In the records below, locate the line containing "Transcribe this image's"; output that line and every following line through the last, exactly.

★ ★ ★ ★ ★

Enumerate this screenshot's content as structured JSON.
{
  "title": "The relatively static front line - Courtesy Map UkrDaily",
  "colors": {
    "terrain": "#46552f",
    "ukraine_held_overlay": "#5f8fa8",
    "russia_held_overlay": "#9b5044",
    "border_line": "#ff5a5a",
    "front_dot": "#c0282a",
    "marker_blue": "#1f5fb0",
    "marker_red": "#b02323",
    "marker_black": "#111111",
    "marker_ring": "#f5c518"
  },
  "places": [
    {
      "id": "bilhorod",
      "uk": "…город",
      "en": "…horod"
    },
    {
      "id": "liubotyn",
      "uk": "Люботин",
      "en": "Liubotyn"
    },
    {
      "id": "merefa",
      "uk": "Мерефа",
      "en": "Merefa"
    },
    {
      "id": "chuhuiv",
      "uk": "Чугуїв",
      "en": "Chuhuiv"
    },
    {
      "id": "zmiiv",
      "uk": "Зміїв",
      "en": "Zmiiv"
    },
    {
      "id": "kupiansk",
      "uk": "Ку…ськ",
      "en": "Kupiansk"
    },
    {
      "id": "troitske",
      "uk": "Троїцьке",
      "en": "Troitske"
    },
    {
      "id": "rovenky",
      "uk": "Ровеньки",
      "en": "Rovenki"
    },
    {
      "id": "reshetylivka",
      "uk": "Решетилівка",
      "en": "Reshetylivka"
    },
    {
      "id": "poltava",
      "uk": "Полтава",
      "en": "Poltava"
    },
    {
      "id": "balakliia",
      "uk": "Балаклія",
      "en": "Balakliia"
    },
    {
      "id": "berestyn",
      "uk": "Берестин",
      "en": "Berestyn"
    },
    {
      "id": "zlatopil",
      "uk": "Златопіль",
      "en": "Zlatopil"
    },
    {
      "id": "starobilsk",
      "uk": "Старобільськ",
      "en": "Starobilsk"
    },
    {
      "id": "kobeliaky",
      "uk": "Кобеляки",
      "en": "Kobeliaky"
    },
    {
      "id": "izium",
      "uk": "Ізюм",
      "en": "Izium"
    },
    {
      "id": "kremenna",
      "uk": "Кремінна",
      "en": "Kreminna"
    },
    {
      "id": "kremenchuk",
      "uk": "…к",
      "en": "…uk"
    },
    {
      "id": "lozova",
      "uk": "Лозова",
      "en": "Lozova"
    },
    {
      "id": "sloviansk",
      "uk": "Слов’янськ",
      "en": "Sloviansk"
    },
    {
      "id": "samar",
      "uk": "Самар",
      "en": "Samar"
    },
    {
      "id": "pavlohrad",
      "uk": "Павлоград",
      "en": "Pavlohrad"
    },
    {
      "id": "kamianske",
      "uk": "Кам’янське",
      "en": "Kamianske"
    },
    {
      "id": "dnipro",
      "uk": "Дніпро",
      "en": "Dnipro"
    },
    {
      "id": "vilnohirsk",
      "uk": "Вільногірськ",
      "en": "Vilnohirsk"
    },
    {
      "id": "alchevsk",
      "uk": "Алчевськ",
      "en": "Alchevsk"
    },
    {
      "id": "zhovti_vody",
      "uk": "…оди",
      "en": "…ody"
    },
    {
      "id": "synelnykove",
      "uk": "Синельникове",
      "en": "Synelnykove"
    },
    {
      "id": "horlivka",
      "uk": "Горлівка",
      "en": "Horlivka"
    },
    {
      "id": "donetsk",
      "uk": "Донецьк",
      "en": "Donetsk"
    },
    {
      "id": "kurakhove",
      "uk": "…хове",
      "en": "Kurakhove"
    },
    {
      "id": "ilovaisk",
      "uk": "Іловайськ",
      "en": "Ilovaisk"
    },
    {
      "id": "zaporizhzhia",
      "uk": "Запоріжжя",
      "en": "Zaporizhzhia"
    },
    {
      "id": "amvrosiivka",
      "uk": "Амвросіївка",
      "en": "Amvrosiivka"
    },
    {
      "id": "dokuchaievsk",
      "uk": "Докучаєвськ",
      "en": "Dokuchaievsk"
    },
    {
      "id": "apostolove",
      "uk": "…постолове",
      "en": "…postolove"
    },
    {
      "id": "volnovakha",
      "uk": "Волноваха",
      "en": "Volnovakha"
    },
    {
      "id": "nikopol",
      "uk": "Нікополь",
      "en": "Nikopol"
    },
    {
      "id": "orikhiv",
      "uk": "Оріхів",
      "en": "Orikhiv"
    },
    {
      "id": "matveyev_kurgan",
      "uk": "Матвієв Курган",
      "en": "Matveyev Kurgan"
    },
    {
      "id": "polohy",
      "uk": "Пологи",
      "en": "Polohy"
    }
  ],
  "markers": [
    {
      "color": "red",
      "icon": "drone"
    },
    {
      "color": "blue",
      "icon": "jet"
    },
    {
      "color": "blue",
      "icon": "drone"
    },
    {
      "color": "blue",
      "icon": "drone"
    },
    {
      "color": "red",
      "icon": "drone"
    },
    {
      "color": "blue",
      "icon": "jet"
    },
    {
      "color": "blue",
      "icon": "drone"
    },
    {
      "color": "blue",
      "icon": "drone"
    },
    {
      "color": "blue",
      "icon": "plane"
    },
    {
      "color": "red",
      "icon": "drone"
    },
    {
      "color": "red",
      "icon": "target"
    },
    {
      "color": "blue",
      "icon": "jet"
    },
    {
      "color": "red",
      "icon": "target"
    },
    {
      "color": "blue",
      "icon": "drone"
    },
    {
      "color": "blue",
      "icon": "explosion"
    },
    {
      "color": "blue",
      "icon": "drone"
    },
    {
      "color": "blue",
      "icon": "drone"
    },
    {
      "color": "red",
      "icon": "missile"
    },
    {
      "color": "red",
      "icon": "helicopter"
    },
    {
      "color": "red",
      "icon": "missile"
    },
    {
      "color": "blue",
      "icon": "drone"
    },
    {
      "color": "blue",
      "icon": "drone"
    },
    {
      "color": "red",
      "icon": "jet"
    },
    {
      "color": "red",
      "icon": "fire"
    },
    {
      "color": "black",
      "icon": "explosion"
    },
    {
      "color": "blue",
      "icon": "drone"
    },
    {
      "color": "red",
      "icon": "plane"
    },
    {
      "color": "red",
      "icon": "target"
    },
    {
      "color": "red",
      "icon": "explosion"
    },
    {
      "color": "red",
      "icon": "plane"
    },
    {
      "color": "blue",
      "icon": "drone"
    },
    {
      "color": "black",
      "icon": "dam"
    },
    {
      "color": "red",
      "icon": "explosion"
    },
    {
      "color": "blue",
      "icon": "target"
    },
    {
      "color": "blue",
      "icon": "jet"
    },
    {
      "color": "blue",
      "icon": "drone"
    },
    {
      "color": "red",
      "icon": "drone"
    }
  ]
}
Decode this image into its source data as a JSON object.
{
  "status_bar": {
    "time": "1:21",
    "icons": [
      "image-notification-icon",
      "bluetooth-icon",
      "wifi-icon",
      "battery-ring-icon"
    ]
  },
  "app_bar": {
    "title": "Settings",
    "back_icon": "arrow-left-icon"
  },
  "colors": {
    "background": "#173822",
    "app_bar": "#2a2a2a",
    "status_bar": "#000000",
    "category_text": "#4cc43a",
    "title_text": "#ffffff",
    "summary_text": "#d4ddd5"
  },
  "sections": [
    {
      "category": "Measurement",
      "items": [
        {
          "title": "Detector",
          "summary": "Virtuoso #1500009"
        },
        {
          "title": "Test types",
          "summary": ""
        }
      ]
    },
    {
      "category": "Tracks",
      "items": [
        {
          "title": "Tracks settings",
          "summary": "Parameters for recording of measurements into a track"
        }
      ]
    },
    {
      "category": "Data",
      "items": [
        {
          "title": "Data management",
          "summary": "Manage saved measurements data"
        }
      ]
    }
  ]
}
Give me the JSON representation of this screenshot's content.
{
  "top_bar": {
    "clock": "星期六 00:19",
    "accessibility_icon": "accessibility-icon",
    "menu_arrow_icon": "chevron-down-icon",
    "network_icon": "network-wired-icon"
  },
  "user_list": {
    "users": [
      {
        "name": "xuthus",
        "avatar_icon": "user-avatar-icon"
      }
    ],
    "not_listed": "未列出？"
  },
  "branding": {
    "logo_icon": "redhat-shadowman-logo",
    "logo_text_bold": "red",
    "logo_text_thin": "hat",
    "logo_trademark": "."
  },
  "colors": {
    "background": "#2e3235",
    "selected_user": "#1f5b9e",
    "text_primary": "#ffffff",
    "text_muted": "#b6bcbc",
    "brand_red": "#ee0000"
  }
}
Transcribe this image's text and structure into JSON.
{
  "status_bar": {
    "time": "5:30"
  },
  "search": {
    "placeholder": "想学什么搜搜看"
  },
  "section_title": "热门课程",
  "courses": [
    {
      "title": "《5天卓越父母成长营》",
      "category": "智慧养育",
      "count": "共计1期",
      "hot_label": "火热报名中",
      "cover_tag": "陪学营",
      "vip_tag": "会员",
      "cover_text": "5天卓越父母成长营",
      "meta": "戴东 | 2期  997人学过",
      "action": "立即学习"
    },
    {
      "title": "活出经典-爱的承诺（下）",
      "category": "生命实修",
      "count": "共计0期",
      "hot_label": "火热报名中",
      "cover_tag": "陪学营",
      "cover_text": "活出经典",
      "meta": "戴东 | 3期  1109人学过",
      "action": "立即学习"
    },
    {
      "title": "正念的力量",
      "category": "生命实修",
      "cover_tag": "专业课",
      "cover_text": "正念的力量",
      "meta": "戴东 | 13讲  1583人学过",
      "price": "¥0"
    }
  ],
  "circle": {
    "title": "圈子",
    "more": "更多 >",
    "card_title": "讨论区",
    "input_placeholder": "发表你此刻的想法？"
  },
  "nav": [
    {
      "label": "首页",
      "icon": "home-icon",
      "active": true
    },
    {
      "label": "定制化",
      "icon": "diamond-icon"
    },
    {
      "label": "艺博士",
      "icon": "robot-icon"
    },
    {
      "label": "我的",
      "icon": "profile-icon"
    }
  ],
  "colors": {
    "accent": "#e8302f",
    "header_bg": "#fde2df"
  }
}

★ ★ ★ ★ ★

(THE RESULT):
Transcribe this image's text and structure into JSON.
{
  "status_bar": {
    "time": "5:30"
  },
  "search": {
    "placeholder": "想学什么搜搜看"
  },
  "section_title": "热门课程",
  "courses": [
    {
      "title": "《5天卓越父母成长营》",
      "category": "智慧养育",
      "count": "共计1期",
      "hot_label": "火热报名中",
      "cover_tag": "陪学营",
      "vip_tag": "会员",
      "cover_text": "5天卓越父母成长营",
      "meta": "戴东 | 2期  997人学过",
      "action": "立即学习"
    },
    {
      "title": "活出经典-爱的承诺（下）",
      "category": "生命实修",
      "count": "共计0期",
      "hot_label": "火热报名中",
      "cover_tag": "陪学营",
      "cover_text": "活出经典",
      "meta": "戴东 | 3期  1109人学过",
      "action": "立即学习"
    },
    {
      "title": "正念的力量",
      "category": "生命实修",
      "cover_tag": "专业课",
      "cover_text": "正念的力量",
      "meta": "戴东 | 13讲  1583人学过",
      "price": "¥0"
    }
  ],
  "circle": {
    "title": "圈子",
    "more": "更多 >",
    "card_title": "讨论区",
    "input_placeholder": "发表你此刻的想法？"
  },
  "nav": [
    {
      "label": "首页",
      "icon": "home-icon",
      "active": true
    },
    {
      "label": "定制化",
      "icon": "diamond-icon"
    },
    {
      "label": "艺博士",
      "icon": "robot-icon"
    },
    {
      "label": "我的",
      "icon": "profile-icon"
    }
  ],
  "colors": {
    "accent": "#e8302f",
    "header_bg": "#fde2df"
  }
}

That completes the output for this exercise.